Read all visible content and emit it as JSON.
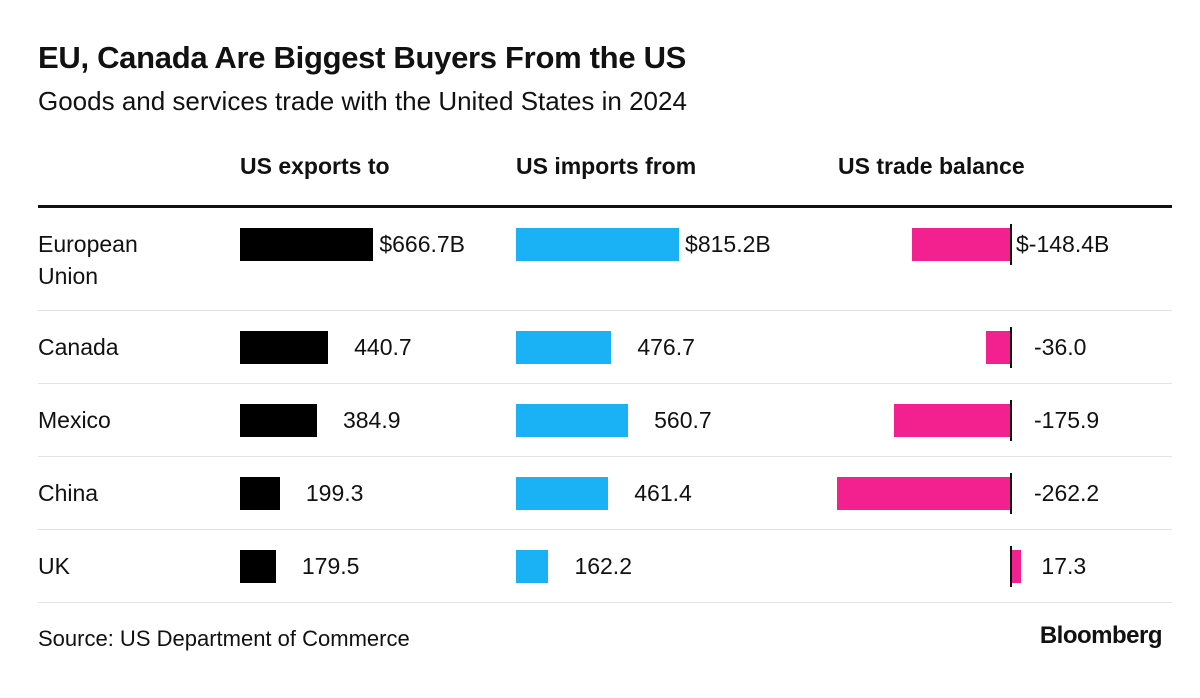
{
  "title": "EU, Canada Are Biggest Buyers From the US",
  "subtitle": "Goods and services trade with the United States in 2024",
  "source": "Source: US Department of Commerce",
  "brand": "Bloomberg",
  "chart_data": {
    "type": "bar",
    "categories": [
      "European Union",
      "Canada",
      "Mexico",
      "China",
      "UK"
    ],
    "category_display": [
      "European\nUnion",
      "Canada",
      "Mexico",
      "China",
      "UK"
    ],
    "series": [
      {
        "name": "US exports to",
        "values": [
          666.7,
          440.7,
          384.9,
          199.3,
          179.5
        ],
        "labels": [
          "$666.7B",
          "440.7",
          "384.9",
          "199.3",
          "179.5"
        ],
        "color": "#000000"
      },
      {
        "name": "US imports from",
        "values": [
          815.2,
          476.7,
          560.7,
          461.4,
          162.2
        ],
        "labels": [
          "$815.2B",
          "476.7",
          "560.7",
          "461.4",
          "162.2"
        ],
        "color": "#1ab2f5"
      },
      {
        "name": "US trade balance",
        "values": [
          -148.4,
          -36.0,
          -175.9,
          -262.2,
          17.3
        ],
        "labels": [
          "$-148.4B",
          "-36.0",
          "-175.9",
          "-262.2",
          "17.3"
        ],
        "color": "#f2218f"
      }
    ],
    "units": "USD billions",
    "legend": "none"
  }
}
---------------
YOUR GOAL – Copy all the data exactly as written, but skip any picture.

SOLVED EXERCISE –
Read all visible content and emit it as JSON.
{
  "title": "EU, Canada Are Biggest Buyers From the US",
  "subtitle": "Goods and services trade with the United States in 2024",
  "source": "Source: US Department of Commerce",
  "brand": "Bloomberg",
  "chart_data": {
    "type": "bar",
    "categories": [
      "European Union",
      "Canada",
      "Mexico",
      "China",
      "UK"
    ],
    "category_display": [
      "European\nUnion",
      "Canada",
      "Mexico",
      "China",
      "UK"
    ],
    "series": [
      {
        "name": "US exports to",
        "values": [
          666.7,
          440.7,
          384.9,
          199.3,
          179.5
        ],
        "labels": [
          "$666.7B",
          "440.7",
          "384.9",
          "199.3",
          "179.5"
        ],
        "color": "#000000"
      },
      {
        "name": "US imports from",
        "values": [
          815.2,
          476.7,
          560.7,
          461.4,
          162.2
        ],
        "labels": [
          "$815.2B",
          "476.7",
          "560.7",
          "461.4",
          "162.2"
        ],
        "color": "#1ab2f5"
      },
      {
        "name": "US trade balance",
        "values": [
          -148.4,
          -36.0,
          -175.9,
          -262.2,
          17.3
        ],
        "labels": [
          "$-148.4B",
          "-36.0",
          "-175.9",
          "-262.2",
          "17.3"
        ],
        "color": "#f2218f"
      }
    ],
    "units": "USD billions",
    "legend": "none"
  }
}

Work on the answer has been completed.